### Prompt
Reproduce all of the data exactly.

#### Exercise data ####

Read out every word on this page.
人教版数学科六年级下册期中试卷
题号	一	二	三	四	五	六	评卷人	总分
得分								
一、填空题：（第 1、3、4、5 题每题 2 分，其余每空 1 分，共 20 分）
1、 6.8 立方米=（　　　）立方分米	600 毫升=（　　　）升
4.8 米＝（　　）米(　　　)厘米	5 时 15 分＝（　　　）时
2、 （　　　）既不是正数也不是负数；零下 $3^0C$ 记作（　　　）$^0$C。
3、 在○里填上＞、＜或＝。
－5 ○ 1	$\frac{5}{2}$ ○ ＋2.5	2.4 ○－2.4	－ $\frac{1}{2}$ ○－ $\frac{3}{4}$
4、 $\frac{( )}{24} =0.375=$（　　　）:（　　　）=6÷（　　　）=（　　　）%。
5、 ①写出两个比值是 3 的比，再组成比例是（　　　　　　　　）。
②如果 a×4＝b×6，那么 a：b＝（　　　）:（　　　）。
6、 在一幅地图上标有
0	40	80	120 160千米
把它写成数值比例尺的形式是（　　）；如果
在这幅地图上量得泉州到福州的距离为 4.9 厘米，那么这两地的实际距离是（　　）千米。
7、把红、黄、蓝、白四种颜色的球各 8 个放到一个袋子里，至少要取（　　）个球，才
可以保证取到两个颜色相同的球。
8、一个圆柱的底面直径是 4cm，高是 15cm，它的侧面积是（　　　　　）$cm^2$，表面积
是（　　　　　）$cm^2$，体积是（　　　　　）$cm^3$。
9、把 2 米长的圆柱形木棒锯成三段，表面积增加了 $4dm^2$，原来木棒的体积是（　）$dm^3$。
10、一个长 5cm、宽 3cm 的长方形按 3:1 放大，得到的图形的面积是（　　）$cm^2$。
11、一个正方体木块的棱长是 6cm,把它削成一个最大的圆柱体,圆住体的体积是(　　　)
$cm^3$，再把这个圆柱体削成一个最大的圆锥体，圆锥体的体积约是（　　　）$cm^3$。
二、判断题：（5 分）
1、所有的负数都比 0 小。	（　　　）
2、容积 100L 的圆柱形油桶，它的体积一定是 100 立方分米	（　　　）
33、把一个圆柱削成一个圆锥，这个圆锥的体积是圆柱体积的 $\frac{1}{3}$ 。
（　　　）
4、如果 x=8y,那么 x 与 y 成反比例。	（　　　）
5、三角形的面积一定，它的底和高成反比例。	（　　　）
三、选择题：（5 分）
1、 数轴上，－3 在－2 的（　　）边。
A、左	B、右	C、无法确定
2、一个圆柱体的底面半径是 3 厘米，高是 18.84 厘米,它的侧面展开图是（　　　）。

####

### Completed task
Read out every word on this page.
人教版数学科六年级下册期中试卷
题号	一	二	三	四	五	六	评卷人	总分
得分								
一、填空题：（第 1、3、4、5 题每题 2 分，其余每空 1 分，共 20 分）
1、 6.8 立方米=（　　　）立方分米	600 毫升=（　　　）升
4.8 米＝（　　）米(　　　)厘米	5 时 15 分＝（　　　）时
2、 （　　　）既不是正数也不是负数；零下 $3^0C$ 记作（　　　）$^0$C。
3、 在○里填上＞、＜或＝。
－5 ○ 1	$\frac{5}{2}$ ○ ＋2.5	2.4 ○－2.4	－ $\frac{1}{2}$ ○－ $\frac{3}{4}$
4、 $\frac{( )}{24} =0.375=$（　　　）:（　　　）=6÷（　　　）=（　　　）%。
5、 ①写出两个比值是 3 的比，再组成比例是（　　　　　　　　）。
②如果 a×4＝b×6，那么 a：b＝（　　　）:（　　　）。
6、 在一幅地图上标有
0	40	80	120 160千米
把它写成数值比例尺的形式是（　　）；如果
在这幅地图上量得泉州到福州的距离为 4.9 厘米，那么这两地的实际距离是（　　）千米。
7、把红、黄、蓝、白四种颜色的球各 8 个放到一个袋子里，至少要取（　　）个球，才
可以保证取到两个颜色相同的球。
8、一个圆柱的底面直径是 4cm，高是 15cm，它的侧面积是（　　　　　）$cm^2$，表面积
是（　　　　　）$cm^2$，体积是（　　　　　）$cm^3$。
9、把 2 米长的圆柱形木棒锯成三段，表面积增加了 $4dm^2$，原来木棒的体积是（　）$dm^3$。
10、一个长 5cm、宽 3cm 的长方形按 3:1 放大，得到的图形的面积是（　　）$cm^2$。
11、一个正方体木块的棱长是 6cm,把它削成一个最大的圆柱体,圆住体的体积是(　　　)
$cm^3$，再把这个圆柱体削成一个最大的圆锥体，圆锥体的体积约是（　　　）$cm^3$。
二、判断题：（5 分）
1、所有的负数都比 0 小。	（　　　）
2、容积 100L 的圆柱形油桶，它的体积一定是 100 立方分米	（　　　）
33、把一个圆柱削成一个圆锥，这个圆锥的体积是圆柱体积的 $\frac{1}{3}$ 。
（　　　）
4、如果 x=8y,那么 x 与 y 成反比例。	（　　　）
5、三角形的面积一定，它的底和高成反比例。	（　　　）
三、选择题：（5 分）
1、 数轴上，－3 在－2 的（　　）边。
A、左	B、右	C、无法确定
2、一个圆柱体的底面半径是 3 厘米，高是 18.84 厘米,它的侧面展开图是（　　　）。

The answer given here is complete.